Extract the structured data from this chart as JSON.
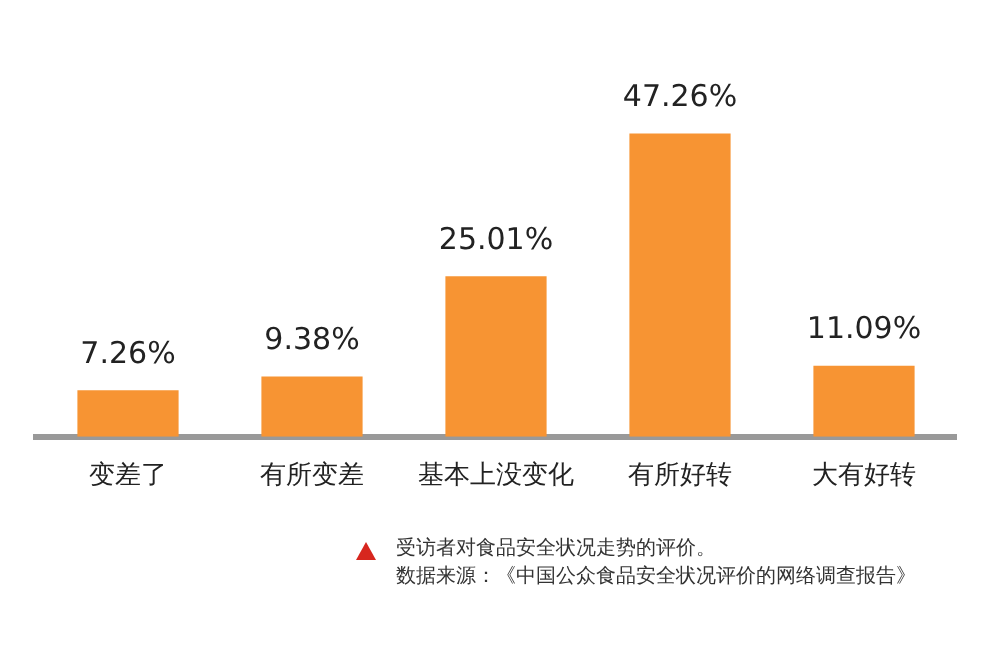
{
  "chart_data": {
    "type": "bar",
    "categories": [
      "变差了",
      "有所变差",
      "基本上没变化",
      "有所好转",
      "大有好转"
    ],
    "values": [
      7.26,
      9.38,
      25.01,
      47.26,
      11.09
    ],
    "value_labels": [
      "7.26%",
      "9.38%",
      "25.01%",
      "47.26%",
      "11.09%"
    ],
    "color": "#f79433",
    "legend": false,
    "grid": false,
    "annotations": [
      "受访者对食品安全状况走势的评价。",
      "数据来源：《中国公众食品安全状况评价的网络调查报告》"
    ]
  }
}
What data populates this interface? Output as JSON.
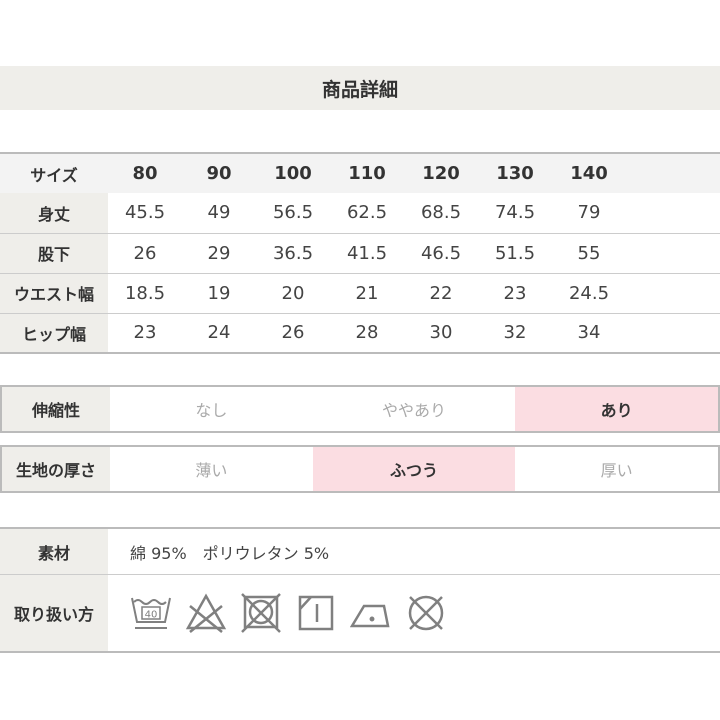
{
  "title": "商品詳細",
  "size_table": {
    "header_label": "サイズ",
    "sizes": [
      "80",
      "90",
      "100",
      "110",
      "120",
      "130",
      "140"
    ],
    "rows": [
      {
        "label": "身丈",
        "values": [
          "45.5",
          "49",
          "56.5",
          "62.5",
          "68.5",
          "74.5",
          "79"
        ]
      },
      {
        "label": "股下",
        "values": [
          "26",
          "29",
          "36.5",
          "41.5",
          "46.5",
          "51.5",
          "55"
        ]
      },
      {
        "label": "ウエスト幅",
        "values": [
          "18.5",
          "19",
          "20",
          "21",
          "22",
          "23",
          "24.5"
        ]
      },
      {
        "label": "ヒップ幅",
        "values": [
          "23",
          "24",
          "26",
          "28",
          "30",
          "32",
          "34"
        ]
      }
    ]
  },
  "stretch": {
    "label": "伸縮性",
    "options": [
      "なし",
      "ややあり",
      "あり"
    ],
    "selected": "あり"
  },
  "thickness": {
    "label": "生地の厚さ",
    "options": [
      "薄い",
      "ふつう",
      "厚い"
    ],
    "selected": "ふつう"
  },
  "material": {
    "label": "素材",
    "value": "綿 95%　ポリウレタン 5%"
  },
  "care": {
    "label": "取り扱い方",
    "wash_temp": "40",
    "icons": [
      "wash-40-icon",
      "no-bleach-icon",
      "no-tumble-dry-icon",
      "drip-dry-shade-icon",
      "iron-low-icon",
      "no-dry-clean-icon"
    ]
  },
  "colors": {
    "label_bg": "#efeeea",
    "selected_bg": "#fbdde2",
    "border": "#bbbbbb",
    "icon": "#808080"
  }
}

Exercise instructions:
Leave the pictures out and reproduce each record exactly as written.

Exercise solution:
Extract the structured data from this chart as JSON.
{
  "chart_data": {
    "type": "bar",
    "categories": [
      "变差了",
      "有所变差",
      "基本上没变化",
      "有所好转",
      "大有好转"
    ],
    "values": [
      7.26,
      9.38,
      25.01,
      47.26,
      11.09
    ],
    "value_labels": [
      "7.26%",
      "9.38%",
      "25.01%",
      "47.26%",
      "11.09%"
    ],
    "color": "#f79433",
    "legend": false,
    "grid": false,
    "annotations": [
      "受访者对食品安全状况走势的评价。",
      "数据来源：《中国公众食品安全状况评价的网络调查报告》"
    ]
  }
}
What data populates this interface? Output as JSON.
{
  "title": "商品詳細",
  "size_table": {
    "header_label": "サイズ",
    "sizes": [
      "80",
      "90",
      "100",
      "110",
      "120",
      "130",
      "140"
    ],
    "rows": [
      {
        "label": "身丈",
        "values": [
          "45.5",
          "49",
          "56.5",
          "62.5",
          "68.5",
          "74.5",
          "79"
        ]
      },
      {
        "label": "股下",
        "values": [
          "26",
          "29",
          "36.5",
          "41.5",
          "46.5",
          "51.5",
          "55"
        ]
      },
      {
        "label": "ウエスト幅",
        "values": [
          "18.5",
          "19",
          "20",
          "21",
          "22",
          "23",
          "24.5"
        ]
      },
      {
        "label": "ヒップ幅",
        "values": [
          "23",
          "24",
          "26",
          "28",
          "30",
          "32",
          "34"
        ]
      }
    ]
  },
  "stretch": {
    "label": "伸縮性",
    "options": [
      "なし",
      "ややあり",
      "あり"
    ],
    "selected": "あり"
  },
  "thickness": {
    "label": "生地の厚さ",
    "options": [
      "薄い",
      "ふつう",
      "厚い"
    ],
    "selected": "ふつう"
  },
  "material": {
    "label": "素材",
    "value": "綿 95%　ポリウレタン 5%"
  },
  "care": {
    "label": "取り扱い方",
    "wash_temp": "40",
    "icons": [
      "wash-40-icon",
      "no-bleach-icon",
      "no-tumble-dry-icon",
      "drip-dry-shade-icon",
      "iron-low-icon",
      "no-dry-clean-icon"
    ]
  },
  "colors": {
    "label_bg": "#efeeea",
    "selected_bg": "#fbdde2",
    "border": "#bbbbbb",
    "icon": "#808080"
  }
}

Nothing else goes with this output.